## Page
I started with following 3 equations (as BBO is a uniaxial crystal).

\begin{equation} \omega_p = \omega_s + \omega_i \ \ \ \ \ \ (1) \\ \end{equation}

\begin{equation} \vec{k}_p = \vec{k}_s + \vec{k}_i \ \ \ \ \ \ (2) \\ \end{equation}

where, $\vec{k}=\frac{\omega}{c}n(\omega, \theta)(\hat{z} cos\theta +\hat{r} sin\theta)$

The type-0 (or V whatever you prefer to call it) is;

 Pump  Signal  Idler
  o      o       o
 where, o -> ordinary light

So the refractive index is just a number and the equations (1) and (2)
can be brought down to,

\begin{equation} \omega_s^2 n_s^2 = (\omega_p n_p Z_p - \omega_i n_i Z_i)^2 + (\omega_p n_p \sqrt{1-Z_p^2} - \omega_i n_i \sqrt{1-Z_i^2})^2 \\ \Rightarrow Z_i^2 -(2 a Z_p) Z_i + (a^2 + Z_p^2 - 1) = 0 \end{equation}

This gives, $\Rightarrow Z_i = aZ_p \pm \sqrt{(1-a^2)(1-Z_p^2)} $

where, $Z=cos\theta$ and $r=\frac{\omega_i}{\omega_p}$ and $a=f(r)=\frac{n_p^2+r^2 n_i^2-(1-r)^2 n_s^2}{2r n_p n_i}$

If $|a| \le 1$ then $Z_i$ (or $\theta_i$) will be real and physically acceptable.

[Excerpts from a layout annotation set]
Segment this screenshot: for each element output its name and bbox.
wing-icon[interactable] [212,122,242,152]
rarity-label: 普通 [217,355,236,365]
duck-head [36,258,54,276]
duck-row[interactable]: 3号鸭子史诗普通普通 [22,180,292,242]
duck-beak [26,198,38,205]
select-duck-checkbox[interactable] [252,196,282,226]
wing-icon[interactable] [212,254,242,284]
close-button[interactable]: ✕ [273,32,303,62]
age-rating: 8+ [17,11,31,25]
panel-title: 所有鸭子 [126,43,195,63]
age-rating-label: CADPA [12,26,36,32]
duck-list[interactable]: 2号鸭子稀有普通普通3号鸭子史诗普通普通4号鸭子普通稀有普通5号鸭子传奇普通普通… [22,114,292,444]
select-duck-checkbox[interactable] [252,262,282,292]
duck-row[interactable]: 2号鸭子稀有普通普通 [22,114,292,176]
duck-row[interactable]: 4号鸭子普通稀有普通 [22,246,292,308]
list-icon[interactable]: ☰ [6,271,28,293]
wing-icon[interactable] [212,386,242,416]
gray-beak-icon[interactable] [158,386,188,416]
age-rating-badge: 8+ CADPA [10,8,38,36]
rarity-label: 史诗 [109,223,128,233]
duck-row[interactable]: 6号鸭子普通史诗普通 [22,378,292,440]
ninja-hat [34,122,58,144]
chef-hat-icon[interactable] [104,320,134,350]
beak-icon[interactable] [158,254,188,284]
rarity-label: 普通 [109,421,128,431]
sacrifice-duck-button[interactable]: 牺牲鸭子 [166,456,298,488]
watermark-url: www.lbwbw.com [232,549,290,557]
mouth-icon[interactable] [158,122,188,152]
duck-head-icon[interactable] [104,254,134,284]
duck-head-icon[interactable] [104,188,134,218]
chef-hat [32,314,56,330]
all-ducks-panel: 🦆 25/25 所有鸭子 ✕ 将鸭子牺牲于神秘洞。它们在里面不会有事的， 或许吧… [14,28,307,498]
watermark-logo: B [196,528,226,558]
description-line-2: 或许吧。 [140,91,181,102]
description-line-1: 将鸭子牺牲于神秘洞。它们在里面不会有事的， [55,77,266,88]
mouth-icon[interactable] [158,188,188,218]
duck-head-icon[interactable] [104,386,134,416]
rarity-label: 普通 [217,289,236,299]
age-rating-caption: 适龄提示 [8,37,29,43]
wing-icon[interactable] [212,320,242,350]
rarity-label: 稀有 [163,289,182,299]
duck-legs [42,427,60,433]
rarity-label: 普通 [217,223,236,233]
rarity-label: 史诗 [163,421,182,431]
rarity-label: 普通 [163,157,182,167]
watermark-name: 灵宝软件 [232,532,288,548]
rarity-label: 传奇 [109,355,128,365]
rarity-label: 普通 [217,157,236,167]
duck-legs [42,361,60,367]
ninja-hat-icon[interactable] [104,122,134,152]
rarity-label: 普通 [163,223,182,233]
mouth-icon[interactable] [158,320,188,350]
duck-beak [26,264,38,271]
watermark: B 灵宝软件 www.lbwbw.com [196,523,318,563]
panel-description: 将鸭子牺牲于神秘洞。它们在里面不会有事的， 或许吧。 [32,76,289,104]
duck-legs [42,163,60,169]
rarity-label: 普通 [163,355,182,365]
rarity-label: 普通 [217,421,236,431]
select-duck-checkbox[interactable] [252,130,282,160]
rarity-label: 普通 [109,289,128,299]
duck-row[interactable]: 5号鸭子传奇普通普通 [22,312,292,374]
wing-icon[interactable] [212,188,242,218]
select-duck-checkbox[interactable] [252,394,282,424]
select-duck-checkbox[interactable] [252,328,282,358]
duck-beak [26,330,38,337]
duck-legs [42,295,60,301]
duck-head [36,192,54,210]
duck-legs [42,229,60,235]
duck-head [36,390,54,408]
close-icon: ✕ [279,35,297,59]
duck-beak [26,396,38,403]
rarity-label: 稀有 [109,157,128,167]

## Task requirements
1. In the BBO phase-matching post, what kind of light are the pump, signal, and idler in the type-0 case?
2. Please reproduce the BBO phase-matching post from "The type-0 (or" up to and including "(1) and (2)".
3. Write the next part of the BBO phase-matching post, picking up after its final sentence.

## Solved tasks
1. All three are ordinary light.

2.
The type-0 (or V whatever you prefer to call it) is;

 Pump  Signal  Idler
  o      o       o
 where, o -> ordinary light

So the refractive index is just a number and the equations (1) and (2)

3.
The same argument can be made for $\theta_s$. For signal photon's case "$a$" is replaced by
\begin{equation} b=f(1-r)=\frac{n_p^2+(1-r)^2 n_s^2-r^2 n_i^2}{2(1-r) n_p n_s} \end{equation}

and we can say for all those $\omega_i$ for which $|a| \wedge |b| \le 1$, $\theta_s$ and $\theta_i$ will be real and physically
acceptable.

Here is the problem. When I plot "a" and "b" w.r.t I see no overlap region.
Even if the crystal is positive uniaxial it won't work (I checked it by assuming BBO to be positive uniaxial and by $n_o \leftrightarrow n_e$.

a vs r

b vs r

Hence I see no-way type-0 is ever possible.

Somebody please help me out. What am I doing wrong here ?

PS: I can't create a new tag for phase-matching or PDC, I think it would help someone can add these tags to this question.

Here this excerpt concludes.